-- begin --
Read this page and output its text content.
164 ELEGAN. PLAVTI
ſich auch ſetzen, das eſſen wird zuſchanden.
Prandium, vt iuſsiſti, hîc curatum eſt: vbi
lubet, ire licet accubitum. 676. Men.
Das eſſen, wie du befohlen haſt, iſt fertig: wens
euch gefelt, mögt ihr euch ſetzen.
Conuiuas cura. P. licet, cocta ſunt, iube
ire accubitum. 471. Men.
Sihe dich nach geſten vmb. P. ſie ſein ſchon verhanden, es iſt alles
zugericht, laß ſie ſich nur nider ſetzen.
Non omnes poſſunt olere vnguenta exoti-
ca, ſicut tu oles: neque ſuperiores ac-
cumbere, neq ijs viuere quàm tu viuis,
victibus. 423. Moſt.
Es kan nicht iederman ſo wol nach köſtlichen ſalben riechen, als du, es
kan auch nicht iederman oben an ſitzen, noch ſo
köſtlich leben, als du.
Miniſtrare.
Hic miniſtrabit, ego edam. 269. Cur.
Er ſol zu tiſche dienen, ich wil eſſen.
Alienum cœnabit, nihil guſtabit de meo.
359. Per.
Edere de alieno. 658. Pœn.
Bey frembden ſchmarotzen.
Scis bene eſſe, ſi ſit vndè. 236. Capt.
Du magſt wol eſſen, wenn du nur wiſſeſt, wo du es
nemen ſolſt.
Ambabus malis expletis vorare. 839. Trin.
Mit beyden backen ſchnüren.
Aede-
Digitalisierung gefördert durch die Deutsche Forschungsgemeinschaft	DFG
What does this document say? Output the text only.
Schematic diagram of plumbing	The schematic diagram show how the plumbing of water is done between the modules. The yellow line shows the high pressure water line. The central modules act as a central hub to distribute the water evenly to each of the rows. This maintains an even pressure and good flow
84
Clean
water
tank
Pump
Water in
-- end --
Aim:
Your task is to repeat every line exactly.

Exercise answer:
Read this page and output its text content.
164 ELEGAN. PLAVTI
ſich auch ſetzen, das eſſen wird zuſchanden.
Prandium, vt iuſsiſti, hîc curatum eſt: vbi
lubet, ire licet accubitum. 676. Men.
Das eſſen, wie du befohlen haſt, iſt fertig: wens
euch gefelt, mögt ihr euch ſetzen.
Conuiuas cura. P. licet, cocta ſunt, iube
ire accubitum. 471. Men.
Sihe dich nach geſten vmb. P. ſie ſein ſchon verhanden, es iſt alles
zugericht, laß ſie ſich nur nider ſetzen.
Non omnes poſſunt olere vnguenta exoti-
ca, ſicut tu oles: neque ſuperiores ac-
cumbere, neq ijs viuere quàm tu viuis,
victibus. 423. Moſt.
Es kan nicht iederman ſo wol nach köſtlichen ſalben riechen, als du, es
kan auch nicht iederman oben an ſitzen, noch ſo
köſtlich leben, als du.
Miniſtrare.
Hic miniſtrabit, ego edam. 269. Cur.
Er ſol zu tiſche dienen, ich wil eſſen.
Alienum cœnabit, nihil guſtabit de meo.
359. Per.
Edere de alieno. 658. Pœn.
Bey frembden ſchmarotzen.
Scis bene eſſe, ſi ſit vndè. 236. Capt.
Du magſt wol eſſen, wenn du nur wiſſeſt, wo du es
nemen ſolſt.
Ambabus malis expletis vorare. 839. Trin.
Mit beyden backen ſchnüren.
Aede-
Digitalisierung gefördert durch die Deutsche Forschungsgemeinschaft	DFG
What does this document say? Output the text only.
Schematic diagram of plumbing	The schematic diagram show how the plumbing of water is done between the modules. The yellow line shows the high pressure water line. The central modules act as a central hub to distribute the water evenly to each of the rows. This maintains an even pressure and good flow
84
Clean
water
tank
Pump
Water in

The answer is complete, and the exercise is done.